Would you output the whole listing below, exactly as it reads?

START

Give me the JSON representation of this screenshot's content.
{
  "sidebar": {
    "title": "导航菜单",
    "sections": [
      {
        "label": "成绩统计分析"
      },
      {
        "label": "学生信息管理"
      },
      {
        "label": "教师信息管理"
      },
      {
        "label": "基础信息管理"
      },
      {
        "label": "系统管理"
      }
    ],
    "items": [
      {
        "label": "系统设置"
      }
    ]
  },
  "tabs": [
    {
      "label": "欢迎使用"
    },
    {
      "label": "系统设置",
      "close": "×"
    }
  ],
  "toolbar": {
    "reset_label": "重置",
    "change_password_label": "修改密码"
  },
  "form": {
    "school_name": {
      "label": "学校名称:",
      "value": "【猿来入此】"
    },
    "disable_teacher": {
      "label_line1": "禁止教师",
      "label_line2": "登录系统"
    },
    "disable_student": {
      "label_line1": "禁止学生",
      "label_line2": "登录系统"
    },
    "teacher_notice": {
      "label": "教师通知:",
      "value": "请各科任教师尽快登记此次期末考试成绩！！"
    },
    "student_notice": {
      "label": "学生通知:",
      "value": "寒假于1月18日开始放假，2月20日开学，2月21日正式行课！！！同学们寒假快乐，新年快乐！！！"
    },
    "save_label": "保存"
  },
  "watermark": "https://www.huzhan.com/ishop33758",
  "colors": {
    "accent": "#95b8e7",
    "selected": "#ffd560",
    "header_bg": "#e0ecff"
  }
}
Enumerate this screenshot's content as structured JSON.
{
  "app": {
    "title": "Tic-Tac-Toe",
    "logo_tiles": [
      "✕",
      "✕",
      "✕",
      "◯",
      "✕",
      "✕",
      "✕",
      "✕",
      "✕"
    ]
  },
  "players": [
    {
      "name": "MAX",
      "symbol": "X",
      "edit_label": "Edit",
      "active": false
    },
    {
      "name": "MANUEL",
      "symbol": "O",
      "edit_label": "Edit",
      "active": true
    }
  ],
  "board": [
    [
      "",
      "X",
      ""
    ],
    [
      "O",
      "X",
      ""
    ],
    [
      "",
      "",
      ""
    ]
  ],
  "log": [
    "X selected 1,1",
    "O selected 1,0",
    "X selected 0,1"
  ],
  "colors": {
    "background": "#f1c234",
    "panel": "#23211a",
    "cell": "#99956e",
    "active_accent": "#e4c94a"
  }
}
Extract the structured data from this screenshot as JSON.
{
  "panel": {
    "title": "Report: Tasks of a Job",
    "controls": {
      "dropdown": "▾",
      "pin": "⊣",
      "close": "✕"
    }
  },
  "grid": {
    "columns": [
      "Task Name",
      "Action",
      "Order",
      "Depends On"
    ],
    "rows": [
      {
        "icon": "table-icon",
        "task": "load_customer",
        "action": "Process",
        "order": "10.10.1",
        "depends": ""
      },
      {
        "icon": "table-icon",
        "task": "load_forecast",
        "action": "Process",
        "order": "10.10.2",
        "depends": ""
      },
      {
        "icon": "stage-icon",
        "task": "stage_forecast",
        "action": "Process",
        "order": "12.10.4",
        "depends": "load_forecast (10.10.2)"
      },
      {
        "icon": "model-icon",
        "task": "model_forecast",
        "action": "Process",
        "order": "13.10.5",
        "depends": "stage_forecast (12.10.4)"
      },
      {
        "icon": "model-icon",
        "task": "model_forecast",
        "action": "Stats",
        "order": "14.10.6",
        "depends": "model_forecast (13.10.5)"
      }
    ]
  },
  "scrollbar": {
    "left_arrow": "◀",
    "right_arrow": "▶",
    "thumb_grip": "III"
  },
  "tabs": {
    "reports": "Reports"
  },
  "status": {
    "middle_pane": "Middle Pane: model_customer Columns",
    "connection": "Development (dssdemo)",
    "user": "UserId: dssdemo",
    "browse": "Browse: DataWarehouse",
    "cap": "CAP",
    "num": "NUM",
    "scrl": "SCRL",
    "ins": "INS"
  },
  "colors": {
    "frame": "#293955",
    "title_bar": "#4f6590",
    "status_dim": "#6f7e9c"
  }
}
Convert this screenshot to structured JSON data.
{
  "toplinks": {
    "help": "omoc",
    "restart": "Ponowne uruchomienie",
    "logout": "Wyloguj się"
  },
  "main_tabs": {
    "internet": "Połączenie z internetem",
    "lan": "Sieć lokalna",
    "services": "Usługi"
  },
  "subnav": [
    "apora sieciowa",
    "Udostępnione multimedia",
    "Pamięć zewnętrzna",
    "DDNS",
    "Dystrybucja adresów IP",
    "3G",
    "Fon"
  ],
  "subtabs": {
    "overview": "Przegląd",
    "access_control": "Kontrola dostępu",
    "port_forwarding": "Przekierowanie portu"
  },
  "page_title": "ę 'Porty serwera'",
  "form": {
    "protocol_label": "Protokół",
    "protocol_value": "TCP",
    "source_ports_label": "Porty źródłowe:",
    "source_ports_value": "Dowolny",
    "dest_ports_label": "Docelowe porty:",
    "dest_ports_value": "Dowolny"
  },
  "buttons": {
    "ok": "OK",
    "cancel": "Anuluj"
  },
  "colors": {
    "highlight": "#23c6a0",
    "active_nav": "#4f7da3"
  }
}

END

» **SOLVED PROBLEM**
Give me the JSON representation of this screenshot's content.
{
  "sidebar": {
    "title": "导航菜单",
    "sections": [
      {
        "label": "成绩统计分析"
      },
      {
        "label": "学生信息管理"
      },
      {
        "label": "教师信息管理"
      },
      {
        "label": "基础信息管理"
      },
      {
        "label": "系统管理"
      }
    ],
    "items": [
      {
        "label": "系统设置"
      }
    ]
  },
  "tabs": [
    {
      "label": "欢迎使用"
    },
    {
      "label": "系统设置",
      "close": "×"
    }
  ],
  "toolbar": {
    "reset_label": "重置",
    "change_password_label": "修改密码"
  },
  "form": {
    "school_name": {
      "label": "学校名称:",
      "value": "【猿来入此】"
    },
    "disable_teacher": {
      "label_line1": "禁止教师",
      "label_line2": "登录系统"
    },
    "disable_student": {
      "label_line1": "禁止学生",
      "label_line2": "登录系统"
    },
    "teacher_notice": {
      "label": "教师通知:",
      "value": "请各科任教师尽快登记此次期末考试成绩！！"
    },
    "student_notice": {
      "label": "学生通知:",
      "value": "寒假于1月18日开始放假，2月20日开学，2月21日正式行课！！！同学们寒假快乐，新年快乐！！！"
    },
    "save_label": "保存"
  },
  "watermark": "https://www.huzhan.com/ishop33758",
  "colors": {
    "accent": "#95b8e7",
    "selected": "#ffd560",
    "header_bg": "#e0ecff"
  }
}
Enumerate this screenshot's content as structured JSON.
{
  "app": {
    "title": "Tic-Tac-Toe",
    "logo_tiles": [
      "✕",
      "✕",
      "✕",
      "◯",
      "✕",
      "✕",
      "✕",
      "✕",
      "✕"
    ]
  },
  "players": [
    {
      "name": "MAX",
      "symbol": "X",
      "edit_label": "Edit",
      "active": false
    },
    {
      "name": "MANUEL",
      "symbol": "O",
      "edit_label": "Edit",
      "active": true
    }
  ],
  "board": [
    [
      "",
      "X",
      ""
    ],
    [
      "O",
      "X",
      ""
    ],
    [
      "",
      "",
      ""
    ]
  ],
  "log": [
    "X selected 1,1",
    "O selected 1,0",
    "X selected 0,1"
  ],
  "colors": {
    "background": "#f1c234",
    "panel": "#23211a",
    "cell": "#99956e",
    "active_accent": "#e4c94a"
  }
}
Extract the structured data from this screenshot as JSON.
{
  "panel": {
    "title": "Report: Tasks of a Job",
    "controls": {
      "dropdown": "▾",
      "pin": "⊣",
      "close": "✕"
    }
  },
  "grid": {
    "columns": [
      "Task Name",
      "Action",
      "Order",
      "Depends On"
    ],
    "rows": [
      {
        "icon": "table-icon",
        "task": "load_customer",
        "action": "Process",
        "order": "10.10.1",
        "depends": ""
      },
      {
        "icon": "table-icon",
        "task": "load_forecast",
        "action": "Process",
        "order": "10.10.2",
        "depends": ""
      },
      {
        "icon": "stage-icon",
        "task": "stage_forecast",
        "action": "Process",
        "order": "12.10.4",
        "depends": "load_forecast (10.10.2)"
      },
      {
        "icon": "model-icon",
        "task": "model_forecast",
        "action": "Process",
        "order": "13.10.5",
        "depends": "stage_forecast (12.10.4)"
      },
      {
        "icon": "model-icon",
        "task": "model_forecast",
        "action": "Stats",
        "order": "14.10.6",
        "depends": "model_forecast (13.10.5)"
      }
    ]
  },
  "scrollbar": {
    "left_arrow": "◀",
    "right_arrow": "▶",
    "thumb_grip": "III"
  },
  "tabs": {
    "reports": "Reports"
  },
  "status": {
    "middle_pane": "Middle Pane: model_customer Columns",
    "connection": "Development (dssdemo)",
    "user": "UserId: dssdemo",
    "browse": "Browse: DataWarehouse",
    "cap": "CAP",
    "num": "NUM",
    "scrl": "SCRL",
    "ins": "INS"
  },
  "colors": {
    "frame": "#293955",
    "title_bar": "#4f6590",
    "status_dim": "#6f7e9c"
  }
}
Convert this screenshot to structured JSON data.
{
  "toplinks": {
    "help": "omoc",
    "restart": "Ponowne uruchomienie",
    "logout": "Wyloguj się"
  },
  "main_tabs": {
    "internet": "Połączenie z internetem",
    "lan": "Sieć lokalna",
    "services": "Usługi"
  },
  "subnav": [
    "apora sieciowa",
    "Udostępnione multimedia",
    "Pamięć zewnętrzna",
    "DDNS",
    "Dystrybucja adresów IP",
    "3G",
    "Fon"
  ],
  "subtabs": {
    "overview": "Przegląd",
    "access_control": "Kontrola dostępu",
    "port_forwarding": "Przekierowanie portu"
  },
  "page_title": "ę 'Porty serwera'",
  "form": {
    "protocol_label": "Protokół",
    "protocol_value": "TCP",
    "source_ports_label": "Porty źródłowe:",
    "source_ports_value": "Dowolny",
    "dest_ports_label": "Docelowe porty:",
    "dest_ports_value": "Dowolny"
  },
  "buttons": {
    "ok": "OK",
    "cancel": "Anuluj"
  },
  "colors": {
    "highlight": "#23c6a0",
    "active_nav": "#4f7da3"
  }
}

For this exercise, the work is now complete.